Material provided
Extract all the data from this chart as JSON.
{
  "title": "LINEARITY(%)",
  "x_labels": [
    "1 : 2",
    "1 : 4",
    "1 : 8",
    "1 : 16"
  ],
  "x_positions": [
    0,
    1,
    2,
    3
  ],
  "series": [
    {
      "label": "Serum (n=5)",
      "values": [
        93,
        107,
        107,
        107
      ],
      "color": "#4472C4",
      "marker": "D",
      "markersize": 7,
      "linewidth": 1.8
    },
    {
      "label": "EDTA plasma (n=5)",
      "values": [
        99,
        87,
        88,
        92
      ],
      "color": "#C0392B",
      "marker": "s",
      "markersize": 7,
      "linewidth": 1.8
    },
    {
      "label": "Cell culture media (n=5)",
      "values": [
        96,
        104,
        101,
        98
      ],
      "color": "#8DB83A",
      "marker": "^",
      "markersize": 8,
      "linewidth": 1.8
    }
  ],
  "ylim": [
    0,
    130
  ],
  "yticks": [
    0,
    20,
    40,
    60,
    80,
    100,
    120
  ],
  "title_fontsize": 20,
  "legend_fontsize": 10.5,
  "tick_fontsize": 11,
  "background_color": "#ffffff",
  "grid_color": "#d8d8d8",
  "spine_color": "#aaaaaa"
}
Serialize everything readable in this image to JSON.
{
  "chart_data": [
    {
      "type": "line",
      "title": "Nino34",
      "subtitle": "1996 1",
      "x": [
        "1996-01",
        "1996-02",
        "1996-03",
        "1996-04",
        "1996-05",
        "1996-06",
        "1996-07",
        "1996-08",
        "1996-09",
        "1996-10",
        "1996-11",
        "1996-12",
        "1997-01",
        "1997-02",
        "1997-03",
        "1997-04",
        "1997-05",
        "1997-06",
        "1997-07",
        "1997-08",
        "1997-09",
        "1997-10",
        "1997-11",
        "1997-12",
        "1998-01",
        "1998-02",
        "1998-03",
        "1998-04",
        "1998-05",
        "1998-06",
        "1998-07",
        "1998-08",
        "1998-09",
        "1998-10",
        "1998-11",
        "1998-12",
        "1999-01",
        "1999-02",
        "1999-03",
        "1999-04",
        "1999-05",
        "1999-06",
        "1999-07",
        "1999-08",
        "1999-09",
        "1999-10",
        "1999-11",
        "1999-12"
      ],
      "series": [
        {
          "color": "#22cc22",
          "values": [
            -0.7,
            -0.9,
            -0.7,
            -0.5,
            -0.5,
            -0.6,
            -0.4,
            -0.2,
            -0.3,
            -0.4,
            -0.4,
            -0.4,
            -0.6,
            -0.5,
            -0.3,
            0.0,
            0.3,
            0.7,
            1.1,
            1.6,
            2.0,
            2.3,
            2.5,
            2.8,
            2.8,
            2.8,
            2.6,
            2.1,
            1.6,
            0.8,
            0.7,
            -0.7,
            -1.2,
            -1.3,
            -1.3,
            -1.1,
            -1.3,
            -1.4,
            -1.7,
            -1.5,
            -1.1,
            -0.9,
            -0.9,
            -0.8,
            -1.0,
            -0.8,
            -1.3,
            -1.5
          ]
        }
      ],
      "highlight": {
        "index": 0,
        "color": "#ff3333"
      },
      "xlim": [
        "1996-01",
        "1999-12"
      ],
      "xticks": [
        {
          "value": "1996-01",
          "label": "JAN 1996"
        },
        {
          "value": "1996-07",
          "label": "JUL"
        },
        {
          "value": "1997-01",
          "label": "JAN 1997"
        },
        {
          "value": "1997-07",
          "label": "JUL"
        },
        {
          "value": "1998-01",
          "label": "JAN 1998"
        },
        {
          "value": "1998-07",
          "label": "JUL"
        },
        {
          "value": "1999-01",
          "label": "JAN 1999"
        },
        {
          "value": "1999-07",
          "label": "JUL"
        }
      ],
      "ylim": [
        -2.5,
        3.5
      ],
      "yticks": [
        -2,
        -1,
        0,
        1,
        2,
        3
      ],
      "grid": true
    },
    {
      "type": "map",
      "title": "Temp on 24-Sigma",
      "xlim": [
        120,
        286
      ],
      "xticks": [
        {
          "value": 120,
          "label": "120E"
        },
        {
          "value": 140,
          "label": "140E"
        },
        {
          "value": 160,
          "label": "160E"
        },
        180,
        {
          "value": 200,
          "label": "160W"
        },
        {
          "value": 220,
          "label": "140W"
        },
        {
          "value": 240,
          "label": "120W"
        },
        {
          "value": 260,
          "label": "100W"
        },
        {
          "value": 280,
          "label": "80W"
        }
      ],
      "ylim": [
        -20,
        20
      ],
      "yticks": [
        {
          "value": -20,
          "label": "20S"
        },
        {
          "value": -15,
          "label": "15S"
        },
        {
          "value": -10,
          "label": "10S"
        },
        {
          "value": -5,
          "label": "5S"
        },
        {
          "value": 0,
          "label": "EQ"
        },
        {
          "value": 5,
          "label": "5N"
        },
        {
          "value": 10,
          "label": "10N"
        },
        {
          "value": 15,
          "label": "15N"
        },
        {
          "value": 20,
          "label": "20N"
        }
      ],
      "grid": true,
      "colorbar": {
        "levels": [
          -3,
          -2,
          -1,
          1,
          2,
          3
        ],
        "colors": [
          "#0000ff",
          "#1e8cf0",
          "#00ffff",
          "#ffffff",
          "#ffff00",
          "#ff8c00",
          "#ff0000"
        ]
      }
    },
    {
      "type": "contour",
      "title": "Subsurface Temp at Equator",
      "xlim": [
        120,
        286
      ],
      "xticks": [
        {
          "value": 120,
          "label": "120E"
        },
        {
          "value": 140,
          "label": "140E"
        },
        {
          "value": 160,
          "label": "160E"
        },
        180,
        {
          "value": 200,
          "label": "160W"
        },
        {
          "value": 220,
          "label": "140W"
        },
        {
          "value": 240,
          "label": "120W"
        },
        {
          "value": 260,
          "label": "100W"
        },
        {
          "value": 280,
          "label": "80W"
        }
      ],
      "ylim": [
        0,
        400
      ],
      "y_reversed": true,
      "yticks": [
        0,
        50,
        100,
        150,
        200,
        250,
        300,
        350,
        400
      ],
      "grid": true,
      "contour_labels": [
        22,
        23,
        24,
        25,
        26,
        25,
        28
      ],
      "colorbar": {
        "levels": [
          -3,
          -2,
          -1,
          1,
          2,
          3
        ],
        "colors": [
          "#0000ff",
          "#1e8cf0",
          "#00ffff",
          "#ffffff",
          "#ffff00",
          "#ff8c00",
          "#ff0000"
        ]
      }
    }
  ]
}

Instructions for the task
Transcribe each record exactly. Leave nothing out.

Output of the exercise
Extract all the data from this chart as JSON.
{
  "title": "LINEARITY(%)",
  "x_labels": [
    "1 : 2",
    "1 : 4",
    "1 : 8",
    "1 : 16"
  ],
  "x_positions": [
    0,
    1,
    2,
    3
  ],
  "series": [
    {
      "label": "Serum (n=5)",
      "values": [
        93,
        107,
        107,
        107
      ],
      "color": "#4472C4",
      "marker": "D",
      "markersize": 7,
      "linewidth": 1.8
    },
    {
      "label": "EDTA plasma (n=5)",
      "values": [
        99,
        87,
        88,
        92
      ],
      "color": "#C0392B",
      "marker": "s",
      "markersize": 7,
      "linewidth": 1.8
    },
    {
      "label": "Cell culture media (n=5)",
      "values": [
        96,
        104,
        101,
        98
      ],
      "color": "#8DB83A",
      "marker": "^",
      "markersize": 8,
      "linewidth": 1.8
    }
  ],
  "ylim": [
    0,
    130
  ],
  "yticks": [
    0,
    20,
    40,
    60,
    80,
    100,
    120
  ],
  "title_fontsize": 20,
  "legend_fontsize": 10.5,
  "tick_fontsize": 11,
  "background_color": "#ffffff",
  "grid_color": "#d8d8d8",
  "spine_color": "#aaaaaa"
}
Serialize everything readable in this image to JSON.
{
  "chart_data": [
    {
      "type": "line",
      "title": "Nino34",
      "subtitle": "1996 1",
      "x": [
        "1996-01",
        "1996-02",
        "1996-03",
        "1996-04",
        "1996-05",
        "1996-06",
        "1996-07",
        "1996-08",
        "1996-09",
        "1996-10",
        "1996-11",
        "1996-12",
        "1997-01",
        "1997-02",
        "1997-03",
        "1997-04",
        "1997-05",
        "1997-06",
        "1997-07",
        "1997-08",
        "1997-09",
        "1997-10",
        "1997-11",
        "1997-12",
        "1998-01",
        "1998-02",
        "1998-03",
        "1998-04",
        "1998-05",
        "1998-06",
        "1998-07",
        "1998-08",
        "1998-09",
        "1998-10",
        "1998-11",
        "1998-12",
        "1999-01",
        "1999-02",
        "1999-03",
        "1999-04",
        "1999-05",
        "1999-06",
        "1999-07",
        "1999-08",
        "1999-09",
        "1999-10",
        "1999-11",
        "1999-12"
      ],
      "series": [
        {
          "color": "#22cc22",
          "values": [
            -0.7,
            -0.9,
            -0.7,
            -0.5,
            -0.5,
            -0.6,
            -0.4,
            -0.2,
            -0.3,
            -0.4,
            -0.4,
            -0.4,
            -0.6,
            -0.5,
            -0.3,
            0.0,
            0.3,
            0.7,
            1.1,
            1.6,
            2.0,
            2.3,
            2.5,
            2.8,
            2.8,
            2.8,
            2.6,
            2.1,
            1.6,
            0.8,
            0.7,
            -0.7,
            -1.2,
            -1.3,
            -1.3,
            -1.1,
            -1.3,
            -1.4,
            -1.7,
            -1.5,
            -1.1,
            -0.9,
            -0.9,
            -0.8,
            -1.0,
            -0.8,
            -1.3,
            -1.5
          ]
        }
      ],
      "highlight": {
        "index": 0,
        "color": "#ff3333"
      },
      "xlim": [
        "1996-01",
        "1999-12"
      ],
      "xticks": [
        {
          "value": "1996-01",
          "label": "JAN 1996"
        },
        {
          "value": "1996-07",
          "label": "JUL"
        },
        {
          "value": "1997-01",
          "label": "JAN 1997"
        },
        {
          "value": "1997-07",
          "label": "JUL"
        },
        {
          "value": "1998-01",
          "label": "JAN 1998"
        },
        {
          "value": "1998-07",
          "label": "JUL"
        },
        {
          "value": "1999-01",
          "label": "JAN 1999"
        },
        {
          "value": "1999-07",
          "label": "JUL"
        }
      ],
      "ylim": [
        -2.5,
        3.5
      ],
      "yticks": [
        -2,
        -1,
        0,
        1,
        2,
        3
      ],
      "grid": true
    },
    {
      "type": "map",
      "title": "Temp on 24-Sigma",
      "xlim": [
        120,
        286
      ],
      "xticks": [
        {
          "value": 120,
          "label": "120E"
        },
        {
          "value": 140,
          "label": "140E"
        },
        {
          "value": 160,
          "label": "160E"
        },
        180,
        {
          "value": 200,
          "label": "160W"
        },
        {
          "value": 220,
          "label": "140W"
        },
        {
          "value": 240,
          "label": "120W"
        },
        {
          "value": 260,
          "label": "100W"
        },
        {
          "value": 280,
          "label": "80W"
        }
      ],
      "ylim": [
        -20,
        20
      ],
      "yticks": [
        {
          "value": -20,
          "label": "20S"
        },
        {
          "value": -15,
          "label": "15S"
        },
        {
          "value": -10,
          "label": "10S"
        },
        {
          "value": -5,
          "label": "5S"
        },
        {
          "value": 0,
          "label": "EQ"
        },
        {
          "value": 5,
          "label": "5N"
        },
        {
          "value": 10,
          "label": "10N"
        },
        {
          "value": 15,
          "label": "15N"
        },
        {
          "value": 20,
          "label": "20N"
        }
      ],
      "grid": true,
      "colorbar": {
        "levels": [
          -3,
          -2,
          -1,
          1,
          2,
          3
        ],
        "colors": [
          "#0000ff",
          "#1e8cf0",
          "#00ffff",
          "#ffffff",
          "#ffff00",
          "#ff8c00",
          "#ff0000"
        ]
      }
    },
    {
      "type": "contour",
      "title": "Subsurface Temp at Equator",
      "xlim": [
        120,
        286
      ],
      "xticks": [
        {
          "value": 120,
          "label": "120E"
        },
        {
          "value": 140,
          "label": "140E"
        },
        {
          "value": 160,
          "label": "160E"
        },
        180,
        {
          "value": 200,
          "label": "160W"
        },
        {
          "value": 220,
          "label": "140W"
        },
        {
          "value": 240,
          "label": "120W"
        },
        {
          "value": 260,
          "label": "100W"
        },
        {
          "value": 280,
          "label": "80W"
        }
      ],
      "ylim": [
        0,
        400
      ],
      "y_reversed": true,
      "yticks": [
        0,
        50,
        100,
        150,
        200,
        250,
        300,
        350,
        400
      ],
      "grid": true,
      "contour_labels": [
        22,
        23,
        24,
        25,
        26,
        25,
        28
      ],
      "colorbar": {
        "levels": [
          -3,
          -2,
          -1,
          1,
          2,
          3
        ],
        "colors": [
          "#0000ff",
          "#1e8cf0",
          "#00ffff",
          "#ffffff",
          "#ffff00",
          "#ff8c00",
          "#ff0000"
        ]
      }
    }
  ]
}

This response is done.